— start of Supplied entries —
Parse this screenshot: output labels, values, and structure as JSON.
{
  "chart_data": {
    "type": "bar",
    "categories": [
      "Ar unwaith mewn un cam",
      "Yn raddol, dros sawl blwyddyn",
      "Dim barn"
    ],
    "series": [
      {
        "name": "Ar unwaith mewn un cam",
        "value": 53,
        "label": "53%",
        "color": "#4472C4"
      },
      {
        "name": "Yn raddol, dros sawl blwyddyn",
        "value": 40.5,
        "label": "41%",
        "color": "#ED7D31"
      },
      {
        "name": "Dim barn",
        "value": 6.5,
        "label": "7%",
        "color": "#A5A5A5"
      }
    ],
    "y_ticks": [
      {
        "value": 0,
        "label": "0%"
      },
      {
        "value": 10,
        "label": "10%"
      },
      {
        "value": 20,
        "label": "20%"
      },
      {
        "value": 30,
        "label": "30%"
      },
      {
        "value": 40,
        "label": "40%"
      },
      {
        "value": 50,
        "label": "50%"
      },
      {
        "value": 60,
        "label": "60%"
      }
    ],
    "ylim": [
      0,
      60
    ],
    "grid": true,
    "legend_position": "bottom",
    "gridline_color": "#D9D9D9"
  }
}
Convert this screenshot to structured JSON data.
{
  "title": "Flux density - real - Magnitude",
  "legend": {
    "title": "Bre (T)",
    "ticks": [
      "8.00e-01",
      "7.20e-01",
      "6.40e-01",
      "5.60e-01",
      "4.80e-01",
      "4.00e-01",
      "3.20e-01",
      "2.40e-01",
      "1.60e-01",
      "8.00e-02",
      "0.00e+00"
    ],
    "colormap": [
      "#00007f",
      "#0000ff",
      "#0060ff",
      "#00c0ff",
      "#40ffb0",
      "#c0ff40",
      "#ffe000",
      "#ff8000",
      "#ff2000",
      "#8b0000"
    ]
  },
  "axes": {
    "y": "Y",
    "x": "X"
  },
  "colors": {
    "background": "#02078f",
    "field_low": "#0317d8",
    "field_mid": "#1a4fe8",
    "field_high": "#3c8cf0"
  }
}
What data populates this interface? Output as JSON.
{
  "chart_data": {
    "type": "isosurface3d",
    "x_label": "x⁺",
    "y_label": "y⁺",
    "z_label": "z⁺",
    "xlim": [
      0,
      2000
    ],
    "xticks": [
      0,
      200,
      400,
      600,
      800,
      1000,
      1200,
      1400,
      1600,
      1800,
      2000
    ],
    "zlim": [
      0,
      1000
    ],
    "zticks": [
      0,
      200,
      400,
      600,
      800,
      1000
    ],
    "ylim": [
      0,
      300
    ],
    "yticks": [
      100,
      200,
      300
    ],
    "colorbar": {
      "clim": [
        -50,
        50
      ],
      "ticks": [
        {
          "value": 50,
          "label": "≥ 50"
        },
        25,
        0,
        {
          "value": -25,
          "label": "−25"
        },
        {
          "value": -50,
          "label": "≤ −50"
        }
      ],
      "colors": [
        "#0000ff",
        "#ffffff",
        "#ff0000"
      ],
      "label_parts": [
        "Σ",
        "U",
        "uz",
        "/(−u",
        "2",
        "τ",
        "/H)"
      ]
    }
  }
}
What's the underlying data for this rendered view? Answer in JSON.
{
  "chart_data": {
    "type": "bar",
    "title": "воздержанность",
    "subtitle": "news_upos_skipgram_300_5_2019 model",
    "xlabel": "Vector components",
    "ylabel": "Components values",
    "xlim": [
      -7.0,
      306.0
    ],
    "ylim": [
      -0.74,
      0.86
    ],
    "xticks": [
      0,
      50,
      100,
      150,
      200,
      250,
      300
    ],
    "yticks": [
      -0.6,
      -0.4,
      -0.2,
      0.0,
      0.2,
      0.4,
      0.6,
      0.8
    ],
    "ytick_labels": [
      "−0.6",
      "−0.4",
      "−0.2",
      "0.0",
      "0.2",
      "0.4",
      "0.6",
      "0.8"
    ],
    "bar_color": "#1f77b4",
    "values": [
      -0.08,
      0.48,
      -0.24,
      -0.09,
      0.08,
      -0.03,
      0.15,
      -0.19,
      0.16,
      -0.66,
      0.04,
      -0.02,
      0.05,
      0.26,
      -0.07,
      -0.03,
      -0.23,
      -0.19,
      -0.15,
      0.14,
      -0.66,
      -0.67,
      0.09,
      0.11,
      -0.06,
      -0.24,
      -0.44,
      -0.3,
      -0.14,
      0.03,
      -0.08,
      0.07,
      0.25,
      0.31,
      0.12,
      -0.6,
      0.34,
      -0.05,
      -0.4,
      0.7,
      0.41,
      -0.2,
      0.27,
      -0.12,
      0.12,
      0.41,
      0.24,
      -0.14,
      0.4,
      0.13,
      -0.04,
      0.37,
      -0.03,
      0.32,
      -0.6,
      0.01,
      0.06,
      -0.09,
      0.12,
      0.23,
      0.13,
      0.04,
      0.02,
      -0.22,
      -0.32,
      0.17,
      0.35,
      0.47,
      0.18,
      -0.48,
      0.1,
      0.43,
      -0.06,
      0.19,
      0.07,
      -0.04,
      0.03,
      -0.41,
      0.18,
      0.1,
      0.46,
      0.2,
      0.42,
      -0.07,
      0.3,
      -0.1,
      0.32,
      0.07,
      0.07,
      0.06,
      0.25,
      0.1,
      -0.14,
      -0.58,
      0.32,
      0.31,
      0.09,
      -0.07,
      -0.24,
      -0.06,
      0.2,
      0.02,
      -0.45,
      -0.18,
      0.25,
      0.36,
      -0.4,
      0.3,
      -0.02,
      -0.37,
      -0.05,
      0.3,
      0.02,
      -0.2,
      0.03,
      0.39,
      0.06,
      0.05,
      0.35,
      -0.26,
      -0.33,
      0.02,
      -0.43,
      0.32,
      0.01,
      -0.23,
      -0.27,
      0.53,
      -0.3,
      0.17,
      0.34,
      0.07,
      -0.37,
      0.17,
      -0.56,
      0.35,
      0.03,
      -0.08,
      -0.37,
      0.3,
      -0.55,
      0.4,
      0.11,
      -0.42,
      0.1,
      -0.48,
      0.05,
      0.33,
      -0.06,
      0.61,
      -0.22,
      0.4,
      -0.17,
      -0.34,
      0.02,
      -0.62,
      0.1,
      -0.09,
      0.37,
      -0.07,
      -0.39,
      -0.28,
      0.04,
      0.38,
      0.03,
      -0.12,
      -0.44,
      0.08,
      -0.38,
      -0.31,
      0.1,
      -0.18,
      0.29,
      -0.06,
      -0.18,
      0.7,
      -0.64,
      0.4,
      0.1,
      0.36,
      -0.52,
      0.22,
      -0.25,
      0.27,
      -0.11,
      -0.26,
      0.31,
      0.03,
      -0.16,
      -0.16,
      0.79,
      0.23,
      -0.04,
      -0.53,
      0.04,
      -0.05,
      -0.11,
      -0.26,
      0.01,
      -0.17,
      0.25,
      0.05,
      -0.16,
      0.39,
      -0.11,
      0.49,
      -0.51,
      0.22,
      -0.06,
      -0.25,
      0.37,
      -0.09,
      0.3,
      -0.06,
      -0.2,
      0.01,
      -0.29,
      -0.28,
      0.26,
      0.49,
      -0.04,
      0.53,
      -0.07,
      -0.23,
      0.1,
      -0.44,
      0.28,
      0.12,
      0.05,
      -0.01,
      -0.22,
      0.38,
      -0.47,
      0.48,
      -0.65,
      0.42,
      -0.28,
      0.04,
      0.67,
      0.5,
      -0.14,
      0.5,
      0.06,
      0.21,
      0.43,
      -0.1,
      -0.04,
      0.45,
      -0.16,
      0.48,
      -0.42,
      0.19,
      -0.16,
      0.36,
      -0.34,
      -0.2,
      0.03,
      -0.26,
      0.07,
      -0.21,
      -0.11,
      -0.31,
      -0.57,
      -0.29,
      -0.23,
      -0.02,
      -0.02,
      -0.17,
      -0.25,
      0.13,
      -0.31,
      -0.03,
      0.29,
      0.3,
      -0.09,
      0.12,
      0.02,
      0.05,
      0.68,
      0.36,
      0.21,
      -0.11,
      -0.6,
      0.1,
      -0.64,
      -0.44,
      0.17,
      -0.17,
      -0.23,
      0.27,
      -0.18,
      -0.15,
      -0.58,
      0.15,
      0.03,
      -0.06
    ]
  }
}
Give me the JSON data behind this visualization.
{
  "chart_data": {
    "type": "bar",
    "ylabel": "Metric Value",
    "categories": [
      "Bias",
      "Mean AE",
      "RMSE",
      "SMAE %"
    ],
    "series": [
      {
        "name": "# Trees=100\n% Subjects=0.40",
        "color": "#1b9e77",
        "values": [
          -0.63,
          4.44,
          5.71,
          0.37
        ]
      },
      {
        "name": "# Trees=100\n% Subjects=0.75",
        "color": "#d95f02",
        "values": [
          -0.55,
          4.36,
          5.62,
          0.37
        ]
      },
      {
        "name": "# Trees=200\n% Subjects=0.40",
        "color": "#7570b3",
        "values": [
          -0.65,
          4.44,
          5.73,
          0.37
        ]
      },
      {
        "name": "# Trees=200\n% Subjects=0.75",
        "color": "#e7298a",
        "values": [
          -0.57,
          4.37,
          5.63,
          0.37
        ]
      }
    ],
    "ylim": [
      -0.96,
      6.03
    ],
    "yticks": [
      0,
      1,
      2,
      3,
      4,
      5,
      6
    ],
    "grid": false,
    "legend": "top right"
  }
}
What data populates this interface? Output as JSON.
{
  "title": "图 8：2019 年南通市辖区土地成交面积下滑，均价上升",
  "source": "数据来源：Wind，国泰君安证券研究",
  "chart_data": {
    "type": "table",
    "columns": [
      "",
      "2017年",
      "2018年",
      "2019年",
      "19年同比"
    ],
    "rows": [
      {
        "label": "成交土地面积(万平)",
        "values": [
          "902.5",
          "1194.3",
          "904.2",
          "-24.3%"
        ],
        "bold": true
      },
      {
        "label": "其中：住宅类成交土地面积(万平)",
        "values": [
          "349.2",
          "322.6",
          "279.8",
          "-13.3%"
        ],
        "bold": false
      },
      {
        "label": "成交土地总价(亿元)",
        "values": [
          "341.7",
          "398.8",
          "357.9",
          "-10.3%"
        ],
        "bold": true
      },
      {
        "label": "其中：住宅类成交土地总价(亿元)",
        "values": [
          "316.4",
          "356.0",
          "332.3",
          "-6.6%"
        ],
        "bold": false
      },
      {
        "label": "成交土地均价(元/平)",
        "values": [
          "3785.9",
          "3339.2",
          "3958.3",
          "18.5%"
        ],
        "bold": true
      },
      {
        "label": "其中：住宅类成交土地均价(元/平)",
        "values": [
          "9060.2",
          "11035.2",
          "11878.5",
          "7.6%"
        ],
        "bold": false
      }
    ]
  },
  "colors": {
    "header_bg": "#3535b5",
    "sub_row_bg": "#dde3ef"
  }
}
— end of Supplied entries —
Extract all lines containing the word "JSON".

Parse this screenshot: output labels, values, and structure as JSON.
Convert this screenshot to structured JSON data.
What data populates this interface? Output as JSON.
What's the underlying data for this rendered view? Answer in JSON.
Give me the JSON data behind this visualization.
What data populates this interface? Output as JSON.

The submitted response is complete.